WRITTEN TASK =>
Can you output the material exactly as written, minus any pictures it holds?

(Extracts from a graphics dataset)
<<<<

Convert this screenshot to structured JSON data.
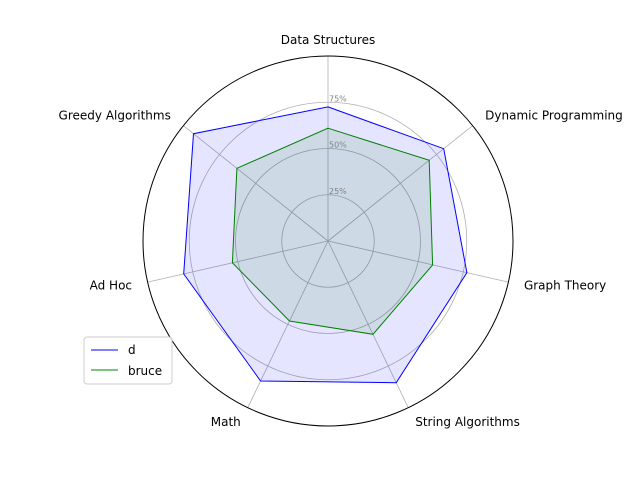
{
  "chart_data": {
    "type": "radar",
    "categories": [
      "Data Structures",
      "Dynamic Programming",
      "Graph Theory",
      "String Algorithms",
      "Math",
      "Ad Hoc",
      "Greedy Algorithms"
    ],
    "series": [
      {
        "name": "d",
        "values": [
          0.725,
          0.8,
          0.77,
          0.85,
          0.84,
          0.8,
          0.93
        ],
        "color": "#0000ff",
        "fill": "#0000ff",
        "fill_opacity": 0.1
      },
      {
        "name": "bruce",
        "values": [
          0.61,
          0.7,
          0.58,
          0.56,
          0.48,
          0.53,
          0.63
        ],
        "color": "#008000",
        "fill": "#008000",
        "fill_opacity": 0.1
      }
    ],
    "rlim": [
      0,
      1
    ],
    "radial_ticks": [
      0.25,
      0.5,
      0.75
    ],
    "radial_tick_labels": [
      "25%",
      "50%",
      "75%"
    ],
    "grid": true,
    "legend_position": "lower-left"
  }
}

>>>>

ANSWER TO THE EXERCISE =>
Convert this screenshot to structured JSON data.
{
  "chart_data": {
    "type": "radar",
    "categories": [
      "Data Structures",
      "Dynamic Programming",
      "Graph Theory",
      "String Algorithms",
      "Math",
      "Ad Hoc",
      "Greedy Algorithms"
    ],
    "series": [
      {
        "name": "d",
        "values": [
          0.725,
          0.8,
          0.77,
          0.85,
          0.84,
          0.8,
          0.93
        ],
        "color": "#0000ff",
        "fill": "#0000ff",
        "fill_opacity": 0.1
      },
      {
        "name": "bruce",
        "values": [
          0.61,
          0.7,
          0.58,
          0.56,
          0.48,
          0.53,
          0.63
        ],
        "color": "#008000",
        "fill": "#008000",
        "fill_opacity": 0.1
      }
    ],
    "rlim": [
      0,
      1
    ],
    "radial_ticks": [
      0.25,
      0.5,
      0.75
    ],
    "radial_tick_labels": [
      "25%",
      "50%",
      "75%"
    ],
    "grid": true,
    "legend_position": "lower-left"
  }
}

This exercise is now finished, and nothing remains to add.